STATED GOAL 1 ▸ Render this sentence from the Moody DS 45 review below into Spanish: "And the new deck saloon design is certainly something different."
STATED GOAL 2 ▸ In the Moody DS 45 review below, which company bought the Moody brand?
STATED GOAL 3 ▸ Carry on writing the Moody DS 45 review below, picking up after its final sentence.

QUOTED PASSAGE ▸
════

Boat Review: Moody DS 45

We sailed the Moody DS 45 in Newport, RI on one of those clear, warm fall days that make me realize how lucky I am to go sailing as part of my job. I was out with my old friend Alan Baines, who is the dealer for Moody in the Northeast and an accomplished sailor in his own right.

The Moody was lying on a mooring off the Jamestown Boat Yard, so we hitched a ride from a boatyard hand—the launch service had ended for the season—and climbed aboard just as the breeze began to build. There was still a little warmth in the sunlight, and across Narragansett Bay several classic 12 meters under charter were tacking easily seaward.

From your first look at the Moody DS 45, you know you are not dealing with a Moody from the old days. Hanse Yachts purchased the Moody brand some years ago and immediately set out in a completely new direction. And the new deck saloon design is certainly something different.

════

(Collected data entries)
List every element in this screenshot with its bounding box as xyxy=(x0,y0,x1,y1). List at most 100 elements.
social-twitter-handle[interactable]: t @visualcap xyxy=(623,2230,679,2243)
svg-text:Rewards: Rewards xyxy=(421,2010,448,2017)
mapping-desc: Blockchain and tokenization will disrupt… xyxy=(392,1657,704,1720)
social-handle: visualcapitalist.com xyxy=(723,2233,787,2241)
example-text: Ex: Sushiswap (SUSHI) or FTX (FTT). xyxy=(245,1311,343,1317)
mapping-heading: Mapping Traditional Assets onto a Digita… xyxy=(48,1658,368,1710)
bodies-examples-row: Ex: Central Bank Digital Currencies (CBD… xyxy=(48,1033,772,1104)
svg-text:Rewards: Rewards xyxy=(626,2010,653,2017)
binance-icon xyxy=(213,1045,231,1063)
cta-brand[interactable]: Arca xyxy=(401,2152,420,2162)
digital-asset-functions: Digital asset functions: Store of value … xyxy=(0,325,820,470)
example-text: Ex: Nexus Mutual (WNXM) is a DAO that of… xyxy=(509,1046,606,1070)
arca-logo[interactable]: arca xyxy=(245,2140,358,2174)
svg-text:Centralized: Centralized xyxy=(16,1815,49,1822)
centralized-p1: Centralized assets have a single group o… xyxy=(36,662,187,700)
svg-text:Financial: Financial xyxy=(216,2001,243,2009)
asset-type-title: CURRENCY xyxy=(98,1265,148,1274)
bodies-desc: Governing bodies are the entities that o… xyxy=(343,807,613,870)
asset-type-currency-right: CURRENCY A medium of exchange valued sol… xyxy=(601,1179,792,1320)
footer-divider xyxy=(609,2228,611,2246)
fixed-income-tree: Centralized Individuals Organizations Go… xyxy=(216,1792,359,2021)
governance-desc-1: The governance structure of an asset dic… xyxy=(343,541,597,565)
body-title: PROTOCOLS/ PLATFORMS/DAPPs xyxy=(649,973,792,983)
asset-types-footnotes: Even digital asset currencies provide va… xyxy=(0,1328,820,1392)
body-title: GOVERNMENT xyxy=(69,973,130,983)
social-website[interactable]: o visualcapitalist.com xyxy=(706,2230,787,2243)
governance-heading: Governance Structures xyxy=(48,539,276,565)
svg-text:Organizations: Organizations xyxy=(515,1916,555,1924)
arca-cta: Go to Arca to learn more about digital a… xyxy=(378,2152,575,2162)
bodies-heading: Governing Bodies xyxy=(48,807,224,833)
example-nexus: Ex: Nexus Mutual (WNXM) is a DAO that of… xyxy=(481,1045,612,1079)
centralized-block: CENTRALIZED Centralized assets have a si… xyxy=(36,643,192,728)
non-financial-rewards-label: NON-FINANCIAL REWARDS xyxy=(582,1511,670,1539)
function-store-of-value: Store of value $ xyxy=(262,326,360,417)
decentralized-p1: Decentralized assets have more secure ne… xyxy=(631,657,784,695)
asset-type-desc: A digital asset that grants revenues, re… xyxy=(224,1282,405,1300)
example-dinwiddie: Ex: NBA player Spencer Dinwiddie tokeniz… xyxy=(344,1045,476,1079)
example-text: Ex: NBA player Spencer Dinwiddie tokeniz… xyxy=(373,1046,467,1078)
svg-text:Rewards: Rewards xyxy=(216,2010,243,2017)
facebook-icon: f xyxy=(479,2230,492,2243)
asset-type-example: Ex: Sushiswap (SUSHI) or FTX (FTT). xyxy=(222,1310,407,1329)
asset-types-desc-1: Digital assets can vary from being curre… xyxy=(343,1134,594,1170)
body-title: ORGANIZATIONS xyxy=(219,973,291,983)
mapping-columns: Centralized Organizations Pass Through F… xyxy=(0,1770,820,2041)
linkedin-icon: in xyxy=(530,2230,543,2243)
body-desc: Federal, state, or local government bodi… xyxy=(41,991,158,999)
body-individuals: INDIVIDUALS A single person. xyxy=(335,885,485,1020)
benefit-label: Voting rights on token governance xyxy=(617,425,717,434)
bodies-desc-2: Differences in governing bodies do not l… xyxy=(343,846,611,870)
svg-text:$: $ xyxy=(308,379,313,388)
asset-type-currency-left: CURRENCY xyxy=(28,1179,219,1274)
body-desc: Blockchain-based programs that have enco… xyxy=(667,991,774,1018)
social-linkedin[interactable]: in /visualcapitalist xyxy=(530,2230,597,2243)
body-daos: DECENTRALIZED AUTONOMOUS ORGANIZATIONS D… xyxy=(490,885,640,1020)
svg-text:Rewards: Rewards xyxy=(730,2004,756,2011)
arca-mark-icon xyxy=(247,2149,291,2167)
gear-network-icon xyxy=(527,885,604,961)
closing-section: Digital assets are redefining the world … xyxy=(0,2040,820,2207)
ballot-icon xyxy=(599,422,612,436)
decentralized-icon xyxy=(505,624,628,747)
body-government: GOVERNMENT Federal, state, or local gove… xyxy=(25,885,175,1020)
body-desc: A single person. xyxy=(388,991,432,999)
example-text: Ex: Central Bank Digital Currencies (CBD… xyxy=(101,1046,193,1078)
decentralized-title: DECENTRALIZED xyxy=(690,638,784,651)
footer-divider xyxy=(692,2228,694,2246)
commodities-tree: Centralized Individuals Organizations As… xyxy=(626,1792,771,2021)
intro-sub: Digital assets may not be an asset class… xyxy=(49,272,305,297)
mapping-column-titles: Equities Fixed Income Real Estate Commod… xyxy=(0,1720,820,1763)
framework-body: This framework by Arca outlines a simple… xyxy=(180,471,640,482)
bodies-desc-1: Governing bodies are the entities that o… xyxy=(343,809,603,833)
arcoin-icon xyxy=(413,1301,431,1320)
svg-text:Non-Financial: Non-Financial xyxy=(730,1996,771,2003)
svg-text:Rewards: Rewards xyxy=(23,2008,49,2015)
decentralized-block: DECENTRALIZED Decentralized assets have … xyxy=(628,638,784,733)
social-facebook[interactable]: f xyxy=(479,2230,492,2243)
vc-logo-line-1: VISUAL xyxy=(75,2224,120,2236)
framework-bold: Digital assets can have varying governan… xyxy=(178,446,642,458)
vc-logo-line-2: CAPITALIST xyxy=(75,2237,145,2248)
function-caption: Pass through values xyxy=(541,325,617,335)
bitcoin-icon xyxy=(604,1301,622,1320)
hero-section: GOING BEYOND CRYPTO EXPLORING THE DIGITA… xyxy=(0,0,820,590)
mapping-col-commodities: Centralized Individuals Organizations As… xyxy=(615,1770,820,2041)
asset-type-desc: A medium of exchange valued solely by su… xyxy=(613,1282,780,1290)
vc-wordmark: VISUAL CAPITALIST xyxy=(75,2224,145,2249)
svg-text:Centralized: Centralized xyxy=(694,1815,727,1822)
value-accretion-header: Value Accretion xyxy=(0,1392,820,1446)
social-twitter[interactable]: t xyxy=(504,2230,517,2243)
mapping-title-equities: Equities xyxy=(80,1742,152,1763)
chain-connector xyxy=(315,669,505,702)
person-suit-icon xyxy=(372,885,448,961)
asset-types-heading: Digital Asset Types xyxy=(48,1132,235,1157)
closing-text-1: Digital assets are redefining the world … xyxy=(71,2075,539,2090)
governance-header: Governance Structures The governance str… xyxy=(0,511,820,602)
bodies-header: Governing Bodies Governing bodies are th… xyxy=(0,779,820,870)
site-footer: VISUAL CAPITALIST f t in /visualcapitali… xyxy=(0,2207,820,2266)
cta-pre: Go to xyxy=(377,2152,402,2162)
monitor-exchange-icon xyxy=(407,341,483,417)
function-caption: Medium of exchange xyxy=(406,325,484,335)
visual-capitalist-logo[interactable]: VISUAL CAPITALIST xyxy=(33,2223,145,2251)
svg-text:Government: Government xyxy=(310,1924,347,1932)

════

REPLY 1 ▸ Y el nuevo diseño de salón de cubierta es sin duda algo diferente.

REPLY 2 ▸ Hanse Yachts.

REPLY 3 ▸
We opened up the boat, got the engine going and dropped the mooring so we could motor away from the mooring field before rolling out the main. The 45 has in-mast furling on the main and roller furling on the 100 percent self-tacking jib. I have to say that pilothouse designs make me think of motorsailers, which in turn dampens any expectation that the boat will sail nimbly or quickly. But the 45 is different. Designed by Bill Dixon, the boat is a sailboat first and a deck saloon cruiser second.

We rolled out the mainsail and jib, then fell off onto a close reach to get the boat going. And go she did. The long waterline, big mainsail and jib got to work, and soon we were sailing upwind at 5, then 6 knots in 10 knots of true breeze. And because the headsail sheets at a very close angle, the 45 was able to sail very close to the wind, higher in fact than the 12 meters with the big overlapping genoas ahead of us on the bay.

The cockpit layout makes it a little tricky to see forward while sailing. If you are steering from the leeward side, you can look down the decks to keep the jib’s telltales in sight and you can see through the saloon windows as you look forward. From the windward side you have to stand up to see forward clearly.

Alan had to take a phone call, so I put the 45 through a series of tacks—with a turn of the wheel—and then eased sheets to reach off.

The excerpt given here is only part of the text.